- [What is required]:
Leaving out the pictures, retype all the material exactly.

━━━━━ Information provided ━━━━━

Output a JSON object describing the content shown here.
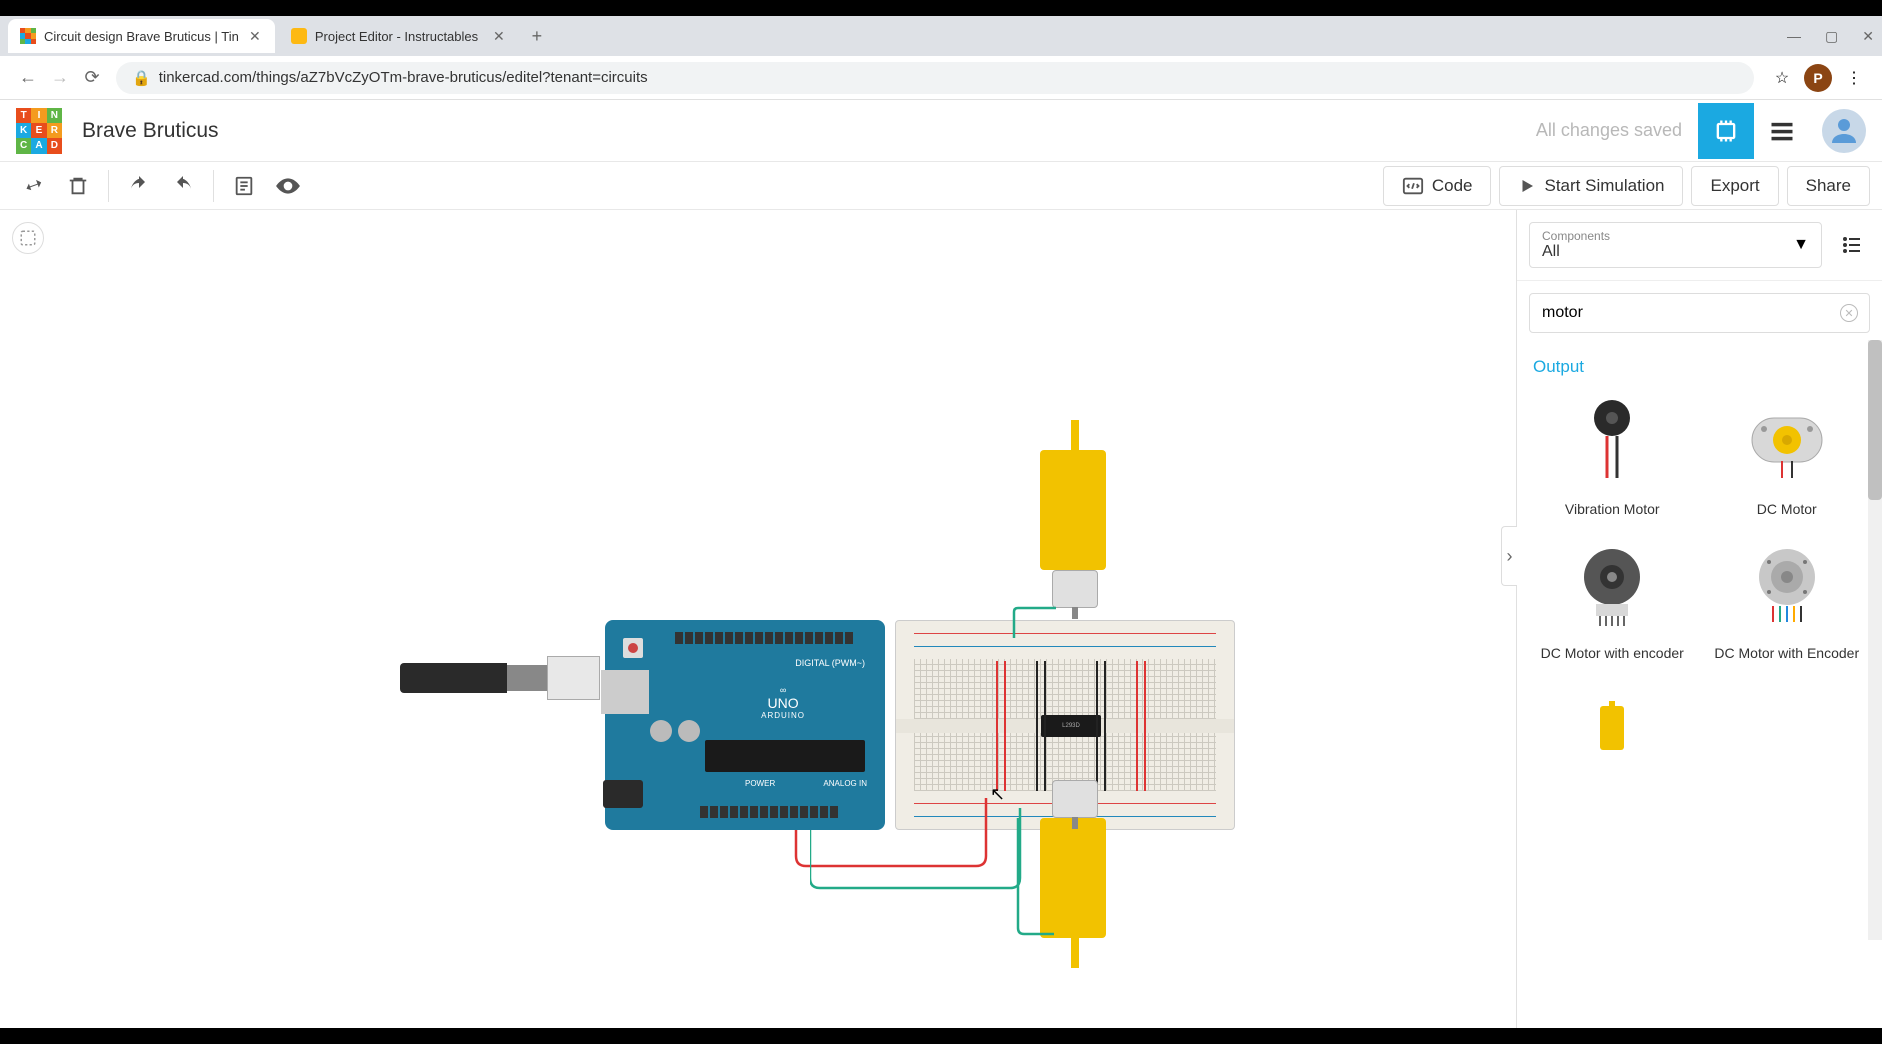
{
  "browser": {
    "tabs": [
      {
        "title": "Circuit design Brave Bruticus | Tin",
        "active": true
      },
      {
        "title": "Project Editor - Instructables",
        "active": false
      }
    ],
    "url": "tinkercad.com/things/aZ7bVcZyOTm-brave-bruticus/editel?tenant=circuits"
  },
  "header": {
    "project_title": "Brave Bruticus",
    "save_status": "All changes saved"
  },
  "toolbar": {
    "code": "Code",
    "start_simulation": "Start Simulation",
    "export": "Export",
    "share": "Share"
  },
  "sidepanel": {
    "components_label": "Components",
    "components_value": "All",
    "search_value": "motor",
    "category": "Output",
    "items": [
      {
        "label": "Vibration Motor"
      },
      {
        "label": "DC Motor"
      },
      {
        "label": "DC Motor with encoder"
      },
      {
        "label": "DC Motor with Encoder"
      }
    ]
  },
  "circuit": {
    "arduino_digital": "DIGITAL (PWM~)",
    "arduino_brand": "ARDUINO",
    "arduino_model": "UNO",
    "arduino_power": "POWER",
    "arduino_analog": "ANALOG IN",
    "ic_label": "L293D"
  },
  "logo_cells": [
    "T",
    "I",
    "N",
    "K",
    "E",
    "R",
    "C",
    "A",
    "D"
  ],
  "logo_colors": [
    "#e84d1c",
    "#f49b1e",
    "#5fb546",
    "#1ba9e1",
    "#e84d1c",
    "#f49b1e",
    "#5fb546",
    "#1ba9e1",
    "#e84d1c"
  ]
}
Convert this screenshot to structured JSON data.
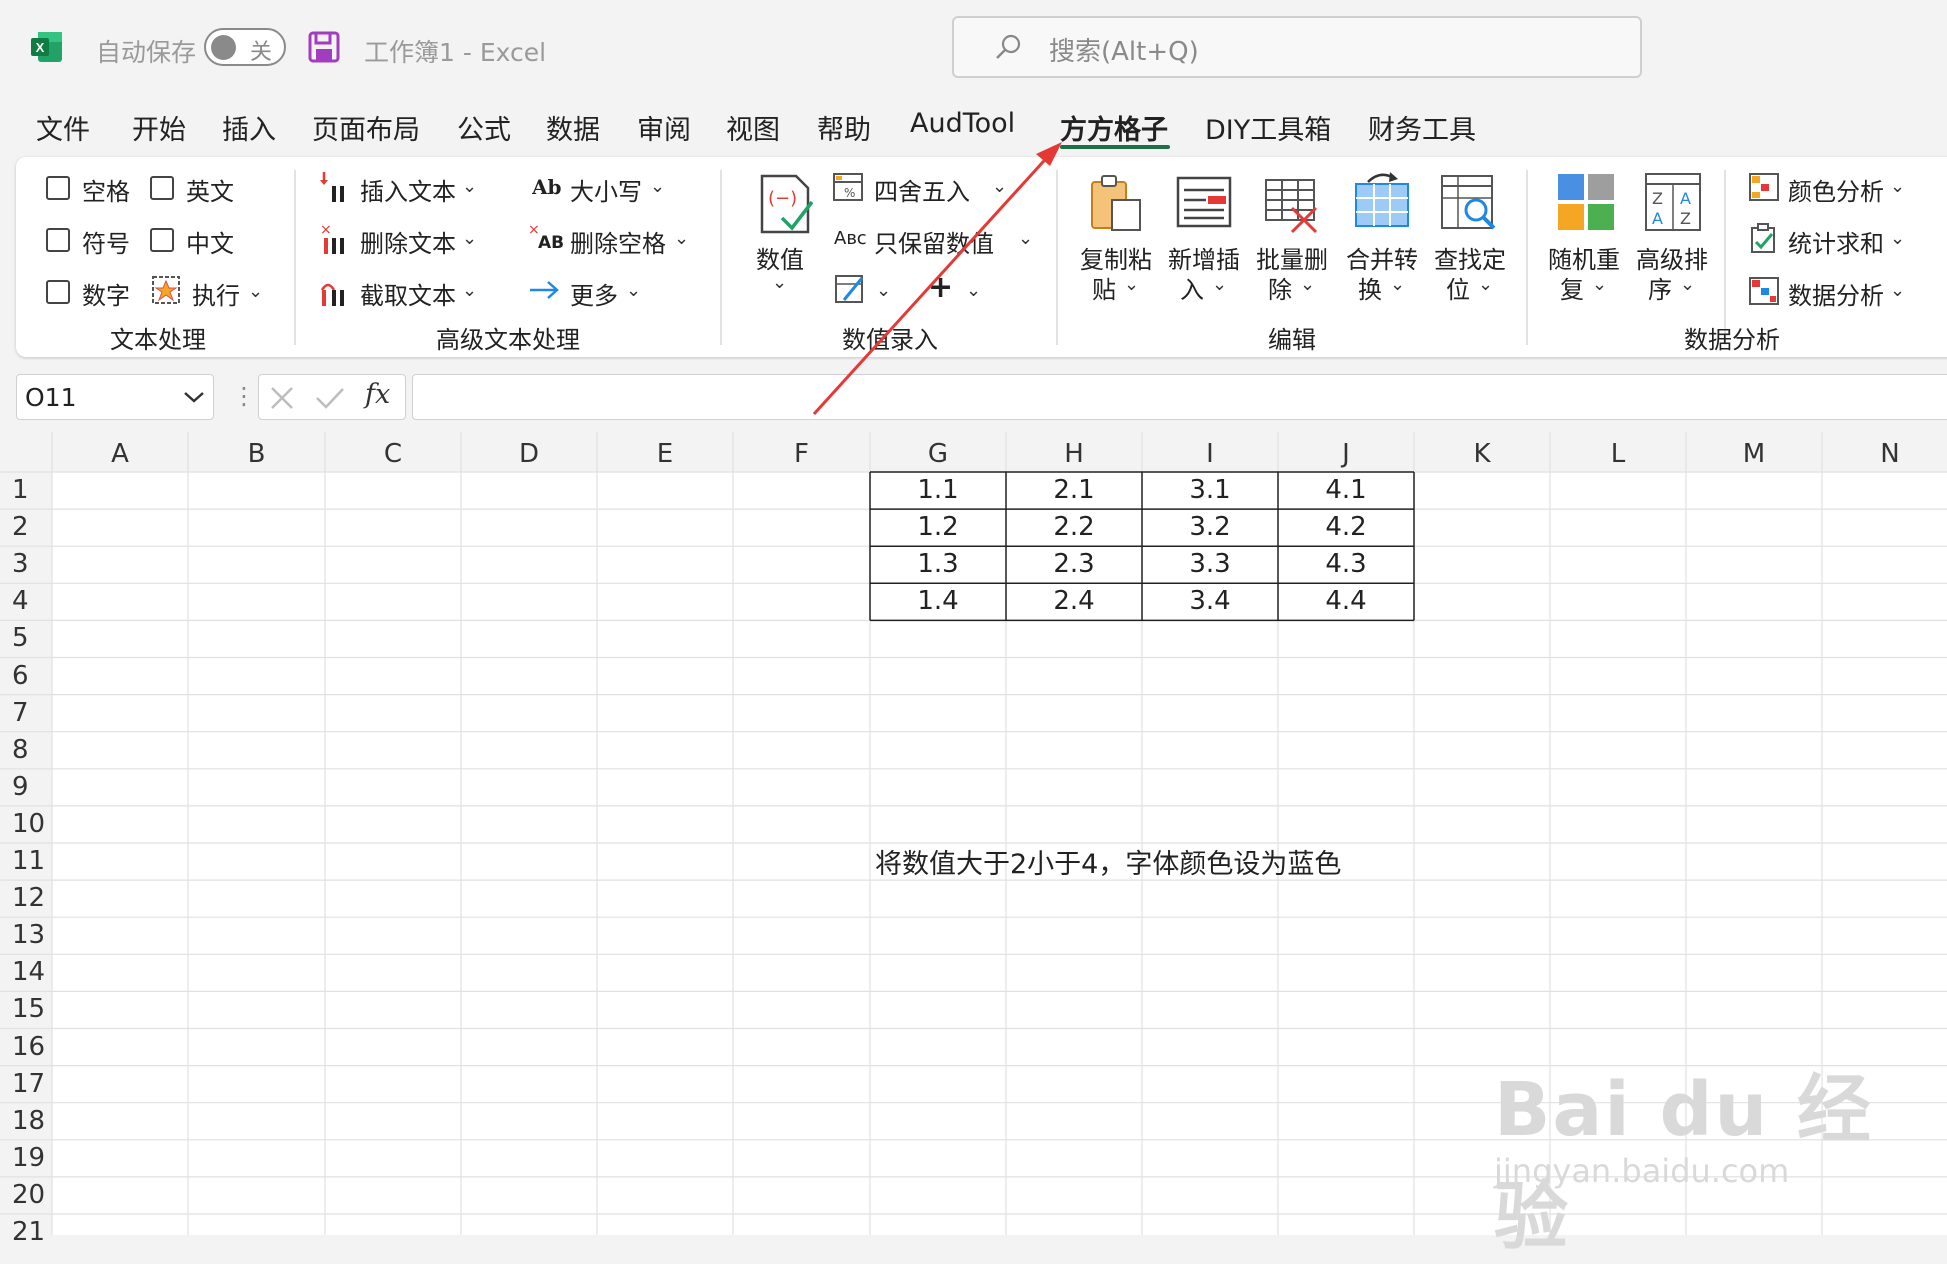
{
  "titlebar": {
    "autosave_label": "自动保存",
    "autosave_state": "关",
    "workbook_title": "工作簿1  -  Excel",
    "search_placeholder": "搜索(Alt+Q)"
  },
  "menu": {
    "tabs": [
      "文件",
      "开始",
      "插入",
      "页面布局",
      "公式",
      "数据",
      "审阅",
      "视图",
      "帮助",
      "AudTool",
      "方方格子",
      "DIY工具箱",
      "财务工具"
    ],
    "active_tab": "方方格子"
  },
  "ribbon": {
    "text_processing": {
      "checkboxes": [
        "空格",
        "英文",
        "符号",
        "中文",
        "数字"
      ],
      "execute": "执行",
      "group_label": "文本处理"
    },
    "advanced_text": {
      "insert_text": "插入文本",
      "delete_text": "删除文本",
      "extract_text": "截取文本",
      "case": "大小写",
      "delete_spaces": "删除空格",
      "more": "更多",
      "group_label": "高级文本处理"
    },
    "numeric_input": {
      "value_button": "数值",
      "round": "四舍五入",
      "keep_values": "只保留数值",
      "group_label": "数值录入"
    },
    "edit": {
      "copy_paste": [
        "复制粘",
        "贴"
      ],
      "insert_new": [
        "新增插",
        "入"
      ],
      "batch_delete": [
        "批量删",
        "除"
      ],
      "merge_convert": [
        "合并转",
        "换"
      ],
      "find_locate": [
        "查找定",
        "位"
      ],
      "group_label": "编辑"
    },
    "data_analysis": {
      "random_repeat": [
        "随机重",
        "复"
      ],
      "advanced_sort": [
        "高级排",
        "序"
      ],
      "color_analysis": "颜色分析",
      "stat_sum": "统计求和",
      "data_analysis": "数据分析",
      "group_label": "数据分析"
    }
  },
  "formula_bar": {
    "name_box": "O11",
    "fx": "fx",
    "formula": ""
  },
  "sheet": {
    "columns": [
      "A",
      "B",
      "C",
      "D",
      "E",
      "F",
      "G",
      "H",
      "I",
      "J",
      "K",
      "L",
      "M",
      "N"
    ],
    "rows": [
      "1",
      "2",
      "3",
      "4",
      "5",
      "6",
      "7",
      "8",
      "9",
      "10",
      "11",
      "12",
      "13",
      "14",
      "15",
      "16",
      "17",
      "18",
      "19",
      "20",
      "21"
    ],
    "table": [
      [
        "1.1",
        "2.1",
        "3.1",
        "4.1"
      ],
      [
        "1.2",
        "2.2",
        "3.2",
        "4.2"
      ],
      [
        "1.3",
        "2.3",
        "3.3",
        "4.3"
      ],
      [
        "1.4",
        "2.4",
        "3.4",
        "4.4"
      ]
    ],
    "note": "将数值大于2小于4，字体颜色设为蓝色"
  },
  "watermark": {
    "brand": "Bai du 经验",
    "url": "jingyan.baidu.com"
  },
  "colors": {
    "excel_green": "#1e7145",
    "arrow_red": "#e53935",
    "gridline": "#e1e1e1"
  }
}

━━━━━

- [Output for this exercise]:
Output a JSON object describing the content shown here.
{
  "browser": {
    "tabs": [
      {
        "title": "Circuit design Brave Bruticus | Tin",
        "active": true
      },
      {
        "title": "Project Editor - Instructables",
        "active": false
      }
    ],
    "url": "tinkercad.com/things/aZ7bVcZyOTm-brave-bruticus/editel?tenant=circuits"
  },
  "header": {
    "project_title": "Brave Bruticus",
    "save_status": "All changes saved"
  },
  "toolbar": {
    "code": "Code",
    "start_simulation": "Start Simulation",
    "export": "Export",
    "share": "Share"
  },
  "sidepanel": {
    "components_label": "Components",
    "components_value": "All",
    "search_value": "motor",
    "category": "Output",
    "items": [
      {
        "label": "Vibration Motor"
      },
      {
        "label": "DC Motor"
      },
      {
        "label": "DC Motor with encoder"
      },
      {
        "label": "DC Motor with Encoder"
      }
    ]
  },
  "circuit": {
    "arduino_digital": "DIGITAL (PWM~)",
    "arduino_brand": "ARDUINO",
    "arduino_model": "UNO",
    "arduino_power": "POWER",
    "arduino_analog": "ANALOG IN",
    "ic_label": "L293D"
  },
  "logo_cells": [
    "T",
    "I",
    "N",
    "K",
    "E",
    "R",
    "C",
    "A",
    "D"
  ],
  "logo_colors": [
    "#e84d1c",
    "#f49b1e",
    "#5fb546",
    "#1ba9e1",
    "#e84d1c",
    "#f49b1e",
    "#5fb546",
    "#1ba9e1",
    "#e84d1c"
  ]
}
Convert this screenshot to structured JSON data.
{
  "titlebar": {
    "autosave_label": "自动保存",
    "autosave_state": "关",
    "workbook_title": "工作簿1  -  Excel",
    "search_placeholder": "搜索(Alt+Q)"
  },
  "menu": {
    "tabs": [
      "文件",
      "开始",
      "插入",
      "页面布局",
      "公式",
      "数据",
      "审阅",
      "视图",
      "帮助",
      "AudTool",
      "方方格子",
      "DIY工具箱",
      "财务工具"
    ],
    "active_tab": "方方格子"
  },
  "ribbon": {
    "text_processing": {
      "checkboxes": [
        "空格",
        "英文",
        "符号",
        "中文",
        "数字"
      ],
      "execute": "执行",
      "group_label": "文本处理"
    },
    "advanced_text": {
      "insert_text": "插入文本",
      "delete_text": "删除文本",
      "extract_text": "截取文本",
      "case": "大小写",
      "delete_spaces": "删除空格",
      "more": "更多",
      "group_label": "高级文本处理"
    },
    "numeric_input": {
      "value_button": "数值",
      "round": "四舍五入",
      "keep_values": "只保留数值",
      "group_label": "数值录入"
    },
    "edit": {
      "copy_paste": [
        "复制粘",
        "贴"
      ],
      "insert_new": [
        "新增插",
        "入"
      ],
      "batch_delete": [
        "批量删",
        "除"
      ],
      "merge_convert": [
        "合并转",
        "换"
      ],
      "find_locate": [
        "查找定",
        "位"
      ],
      "group_label": "编辑"
    },
    "data_analysis": {
      "random_repeat": [
        "随机重",
        "复"
      ],
      "advanced_sort": [
        "高级排",
        "序"
      ],
      "color_analysis": "颜色分析",
      "stat_sum": "统计求和",
      "data_analysis": "数据分析",
      "group_label": "数据分析"
    }
  },
  "formula_bar": {
    "name_box": "O11",
    "fx": "fx",
    "formula": ""
  },
  "sheet": {
    "columns": [
      "A",
      "B",
      "C",
      "D",
      "E",
      "F",
      "G",
      "H",
      "I",
      "J",
      "K",
      "L",
      "M",
      "N"
    ],
    "rows": [
      "1",
      "2",
      "3",
      "4",
      "5",
      "6",
      "7",
      "8",
      "9",
      "10",
      "11",
      "12",
      "13",
      "14",
      "15",
      "16",
      "17",
      "18",
      "19",
      "20",
      "21"
    ],
    "table": [
      [
        "1.1",
        "2.1",
        "3.1",
        "4.1"
      ],
      [
        "1.2",
        "2.2",
        "3.2",
        "4.2"
      ],
      [
        "1.3",
        "2.3",
        "3.3",
        "4.3"
      ],
      [
        "1.4",
        "2.4",
        "3.4",
        "4.4"
      ]
    ],
    "note": "将数值大于2小于4，字体颜色设为蓝色"
  },
  "watermark": {
    "brand": "Bai du 经验",
    "url": "jingyan.baidu.com"
  },
  "colors": {
    "excel_green": "#1e7145",
    "arrow_red": "#e53935",
    "gridline": "#e1e1e1"
  }
}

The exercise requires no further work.